REQUIRED WORK → Search the records for the word "aussi" and report each line that has it.
■ ■ ■ ■
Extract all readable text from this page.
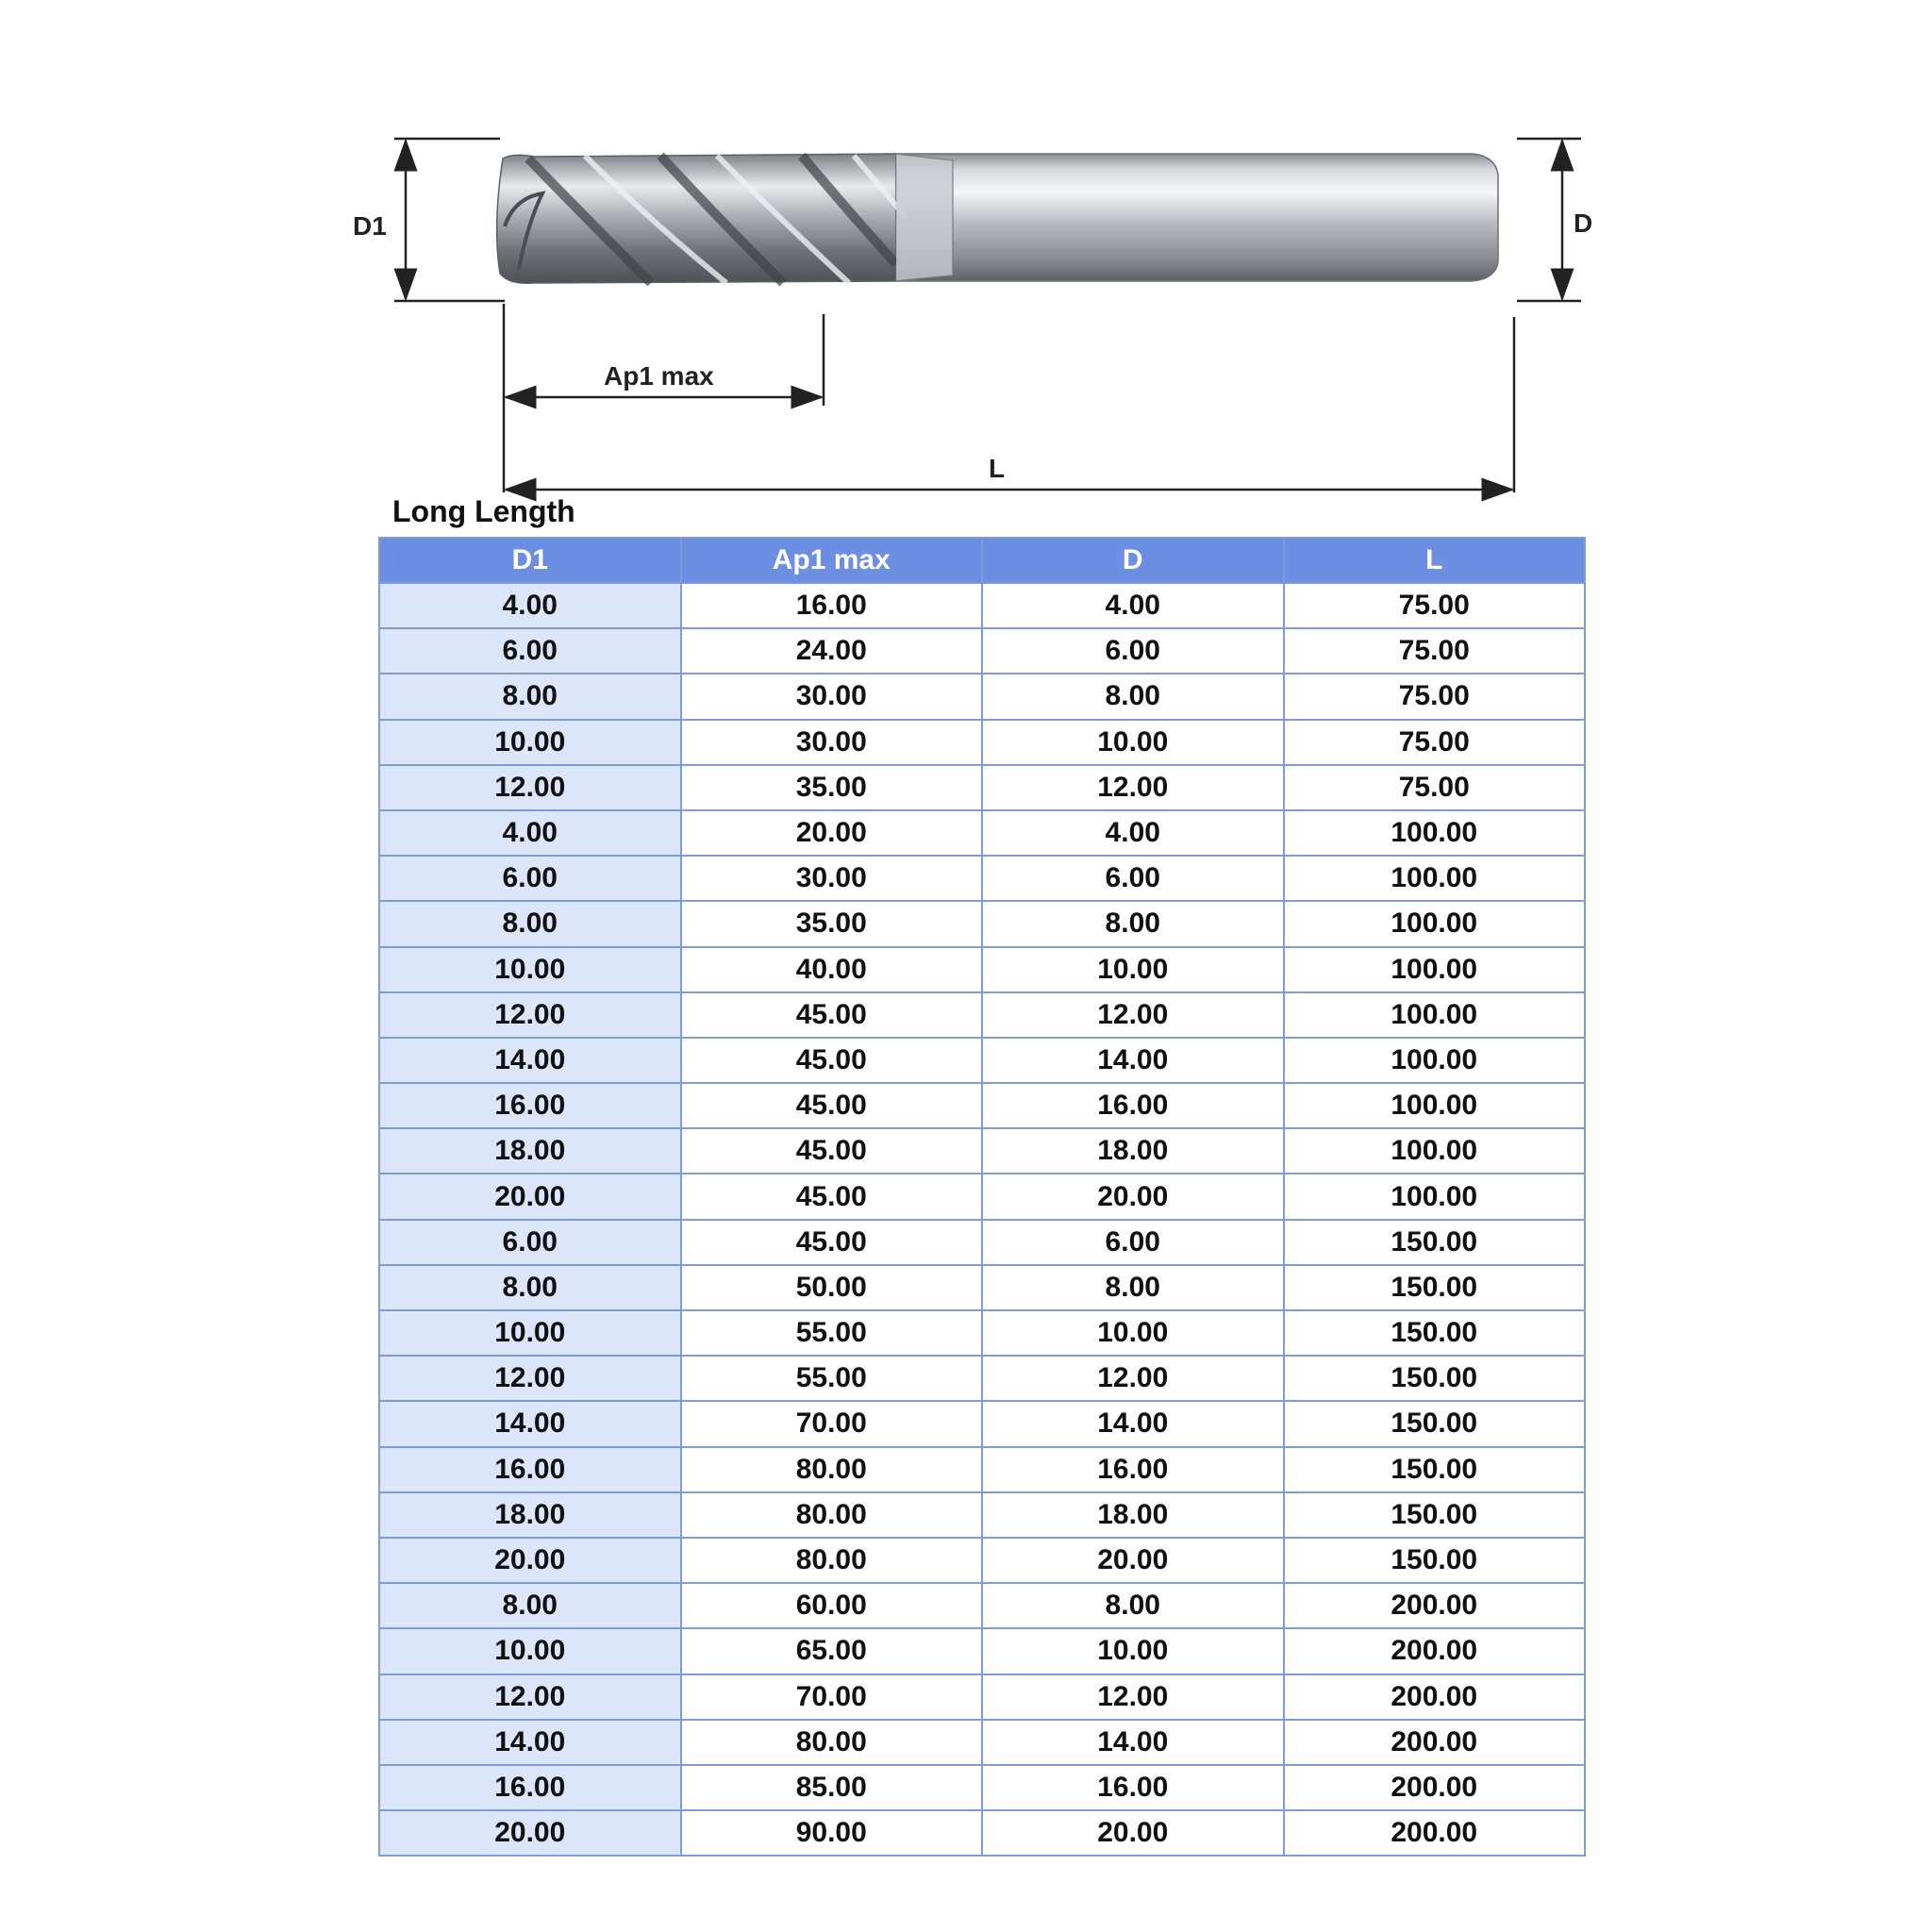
D1	D
Ap1 max
L
Long Length
D1	Ap1 max	D	L
4.00	16.00	4.00	75.00
6.00	24.00	6.00	75.00
8.00	30.00	8.00	75.00
10.00	30.00	10.00	75.00
12.00	35.00	12.00	75.00
4.00	20.00	4.00	100.00
6.00	30.00	6.00	100.00
8.00	35.00	8.00	100.00
10.00	40.00	10.00	100.00
12.00	45.00	12.00	100.00
14.00	45.00	14.00	100.00
16.00	45.00	16.00	100.00
18.00	45.00	18.00	100.00
20.00	45.00	20.00	100.00
6.00	45.00	6.00	150.00
8.00	50.00	8.00	150.00
10.00	55.00	10.00	150.00
12.00	55.00	12.00	150.00
14.00	70.00	14.00	150.00
16.00	80.00	16.00	150.00
18.00	80.00	18.00	150.00
20.00	80.00	20.00	150.00
8.00	60.00	8.00	200.00
10.00	65.00	10.00	200.00
12.00	70.00	12.00	200.00
14.00	80.00	14.00	200.00
16.00	85.00	16.00	200.00
20.00	90.00	20.00	200.00
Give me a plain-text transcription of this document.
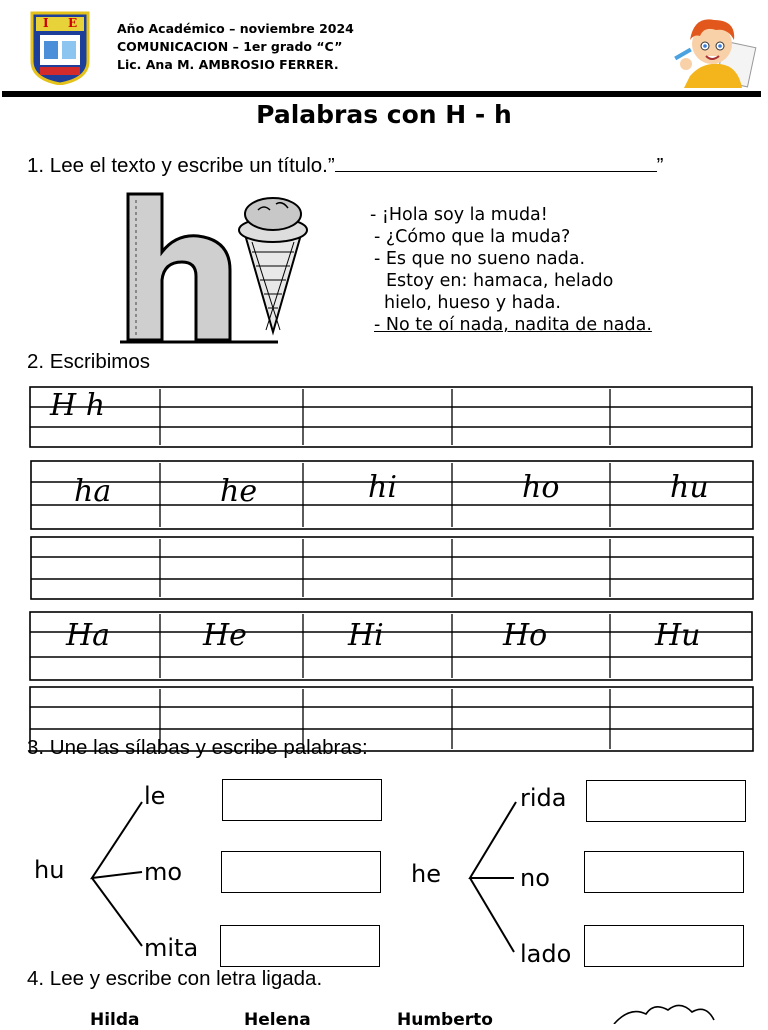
I E	Año Académico – noviembre 2024
COMUNICACION – 1er grado “C”
Lic. Ana M. AMBROSIO FERRER.
Palabras con H - h
1. Lee el texto y escribe un título.”	”
- ¡Hola soy la muda!
- ¿Cómo que la muda?
- Es que no sueno nada.
Estoy en: hamaca, helado
hielo, hueso y hada.
- No te oí nada, nadita de nada.
2. Escribimos
H h
ha	he	hi	ho	hu
Ha	He	Hi	Ho	Hu
3. Une las sílabas y escribe palabras:
hu
le
mo
mita
he
rida
no
lado
4. Lee y escribe con letra ligada.
Hilda	Helena	Humberto
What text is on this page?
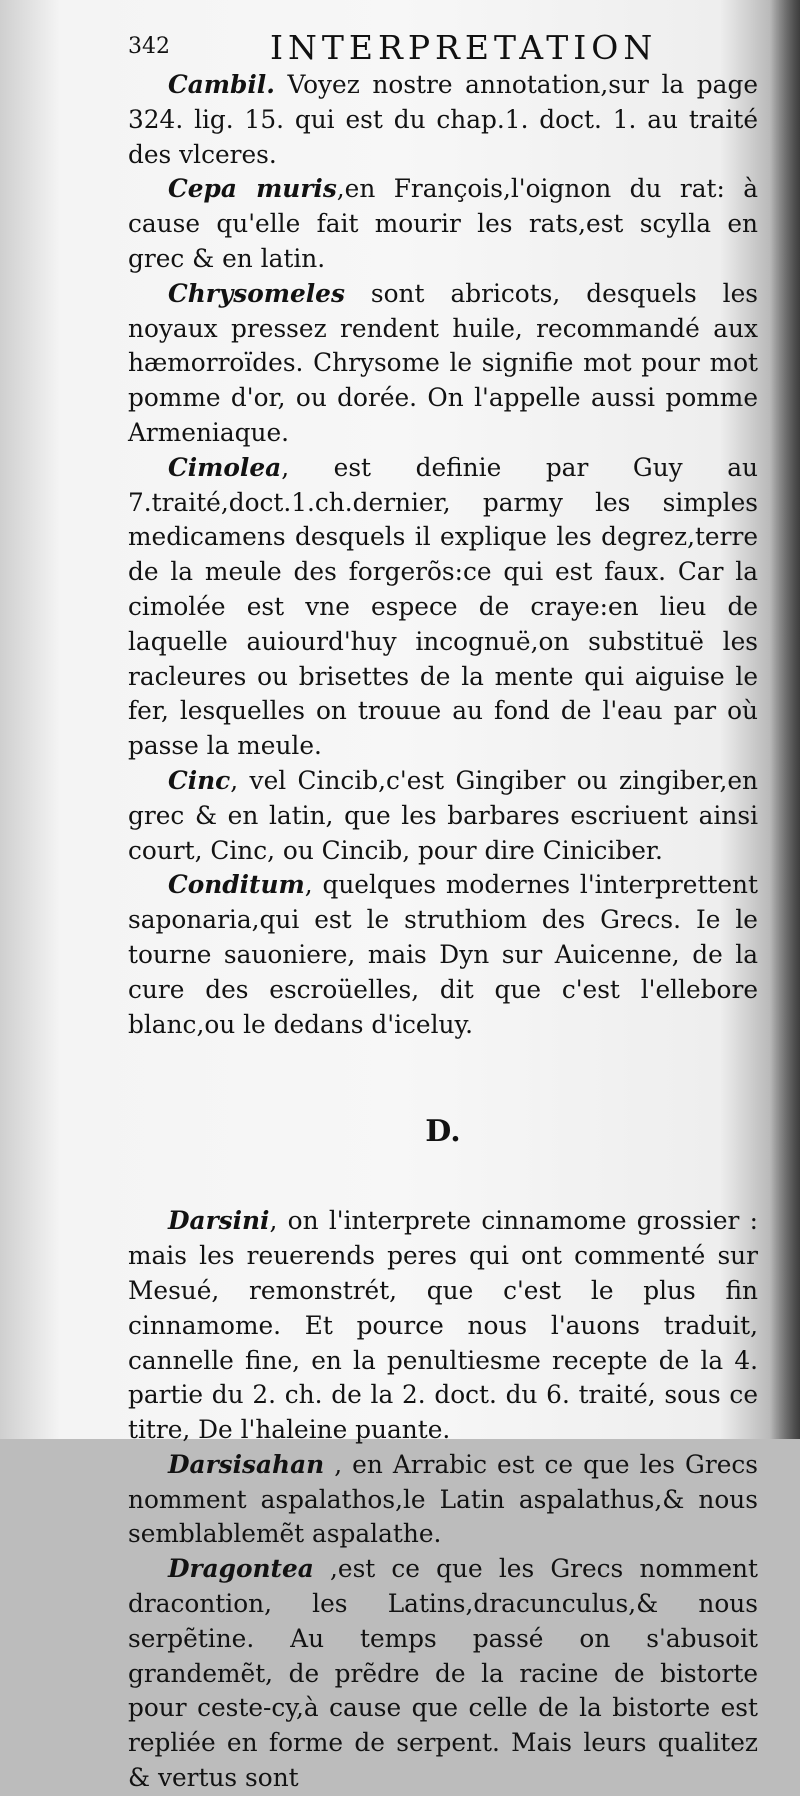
342	INTERPRETATION

Cambil. Voyez nostre annotation,sur la page 324. lig. 15. qui est du chap.1. doct. 1. au traité des vlceres.

Cepa muris,en François,l'oignon du rat: à cause qu'elle fait mourir les rats,est scylla en grec & en latin.

Chrysomeles sont abricots, desquels les noyaux pressez rendent huile, recommandé aux hæmorroïdes. Chrysome le signifie mot pour mot pomme d'or, ou dorée. On l'appelle aussi pomme Armeniaque.

Cimolea, est definie par Guy au 7.traité,doct.1.ch.dernier, parmy les simples medicamens desquels il explique les degrez,terre de la meule des forgerõs:ce qui est faux. Car la cimolée est vne espece de craye:en lieu de laquelle auiourd'huy incognuë,on substituë les racleures ou brisettes de la mente qui aiguise le fer, lesquelles on trouue au fond de l'eau par où passe la meule.

Cinc, vel Cincib,c'est Gingiber ou zingiber,en grec & en latin, que les barbares escriuent ainsi court, Cinc, ou Cincib, pour dire Ciniciber.

Conditum, quelques modernes l'interprettent saponaria,qui est le struthiom des Grecs. Ie le tourne sauoniere, mais Dyn sur Auicenne, de la cure des escroüelles, dit que c'est l'ellebore blanc,ou le dedans d'iceluy.

D.

Darsini, on l'interprete cinnamome grossier : mais les reuerends peres qui ont commenté sur Mesué, remonstrét, que c'est le plus fin cinnamome. Et pource nous l'auons traduit, cannelle fine, en la penultiesme recepte de la 4. partie du 2. ch. de la 2. doct. du 6. traité, sous ce titre, De l'haleine puante.

Darsisahan , en Arrabic est ce que les Grecs nomment aspalathos,le Latin aspalathus,& nous semblablemẽt aspalathe.

Dragontea ,est ce que les Grecs nomment dracontion, les Latins,dracunculus,& nous serpẽtine. Au temps passé on s'abusoit grandemẽt, de prẽdre de la racine de bistorte pour ceste-cy,à cause que celle de la bistorte est repliée en forme de serpent. Mais leurs qualitez & vertus sont
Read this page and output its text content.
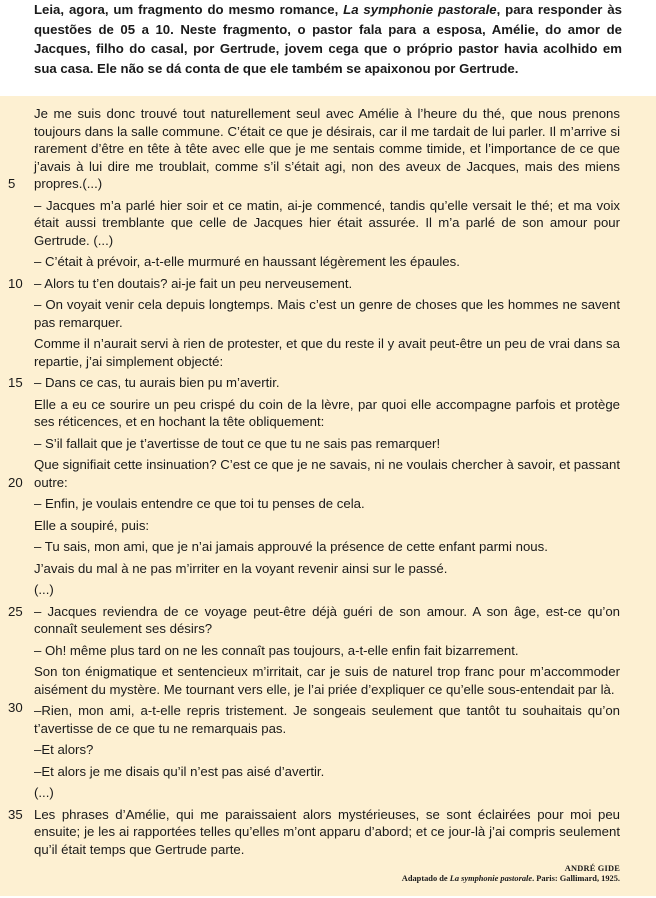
Leia, agora, um fragmento do mesmo romance, La symphonie pastorale, para responder às questões de 05 a 10. Neste fragmento, o pastor fala para a esposa, Amélie, do amor de Jacques, filho do casal, por Gertrude, jovem cega que o próprio pastor havia acolhido em sua casa. Ele não se dá conta de que ele também se apaixonou por Gertrude.

Je me suis donc trouvé tout naturellement seul avec Amélie à l’heure du thé, que nous prenons toujours dans la salle commune. C’était ce que je désirais, car il me tardait de lui parler. Il m’arrive si rarement d’être en tête à tête avec elle que je me sentais comme timide, et l’importance de ce que j’avais à lui dire me troublait, comme s’il s’était agi, non des aveux de Jacques, mais des miens propres.(...)
5

– Jacques m’a parlé hier soir et ce matin, ai-je commencé, tandis qu’elle versait le thé; et ma voix était aussi tremblante que celle de Jacques hier était assurée. Il m’a parlé de son amour pour Gertrude. (...)

– C’était à prévoir, a-t-elle murmuré en haussant légèrement les épaules.

– Alors tu t’en doutais? ai-je fait un peu nerveusement.
10

– On voyait venir cela depuis longtemps. Mais c’est un genre de choses que les hommes ne savent pas remarquer.

Comme il n’aurait servi à rien de protester, et que du reste il y avait peut-être un peu de vrai dans sa repartie, j’ai simplement objecté:

– Dans ce cas, tu aurais bien pu m’avertir.
15

Elle a eu ce sourire un peu crispé du coin de la lèvre, par quoi elle accompagne parfois et protège ses réticences, et en hochant la tête obliquement:

– S’il fallait que je t’avertisse de tout ce que tu ne sais pas remarquer!

Que signifiait cette insinuation? C’est ce que je ne savais, ni ne voulais chercher à savoir, et passant outre:
20

– Enfin, je voulais entendre ce que toi tu penses de cela.

Elle a soupiré, puis:

– Tu sais, mon ami, que je n’ai jamais approuvé la présence de cette enfant parmi nous.

J’avais du mal à ne pas m’irriter en la voyant revenir ainsi sur le passé.

(...)

– Jacques reviendra de ce voyage peut-être déjà guéri de son amour. A son âge, est-ce qu’on connaît seulement ses désirs?
25

– Oh! même plus tard on ne les connaît pas toujours, a-t-elle enfin fait bizarrement.

Son ton énigmatique et sentencieux m’irritait, car je suis de naturel trop franc pour m’accommoder aisément du mystère. Me tournant vers elle, je l’ai priée d’expliquer ce qu’elle sous-entendait par là.
30 –Rien, mon ami, a-t-elle repris tristement. Je songeais seulement que tantôt tu souhaitais qu’on t’avertisse de ce que tu ne remarquais pas.

–Et alors?

–Et alors je me disais qu’il n’est pas aisé d’avertir.

(...)

Les phrases d’Amélie, qui me paraissaient alors mystérieuses, se sont éclairées pour moi peu ensuite; je les ai rapportées telles qu’elles m’ont apparu d’abord; et ce jour-là j’ai compris seulement qu’il était temps que Gertrude parte.
35

ANDRÉ GIDE
Adaptado de La symphonie pastorale. Paris: Gallimard, 1925.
■ ■ ■ ■
ANSWER BELOW →
Chrysomeles sont abricots, desquels les noyaux pressez rendent huile, recommandé aux hæmorroïdes. Chrysome le signifie mot pour mot pomme d'or, ou dorée. On l'appelle aussi pomme Armeniaque.
– Jacques m’a parlé hier soir et ce matin, ai-je commencé, tandis qu’elle versait le thé; et ma voix était aussi tremblante que celle de Jacques hier était assurée. Il m’a parlé de son amour pour Gertrude. (...)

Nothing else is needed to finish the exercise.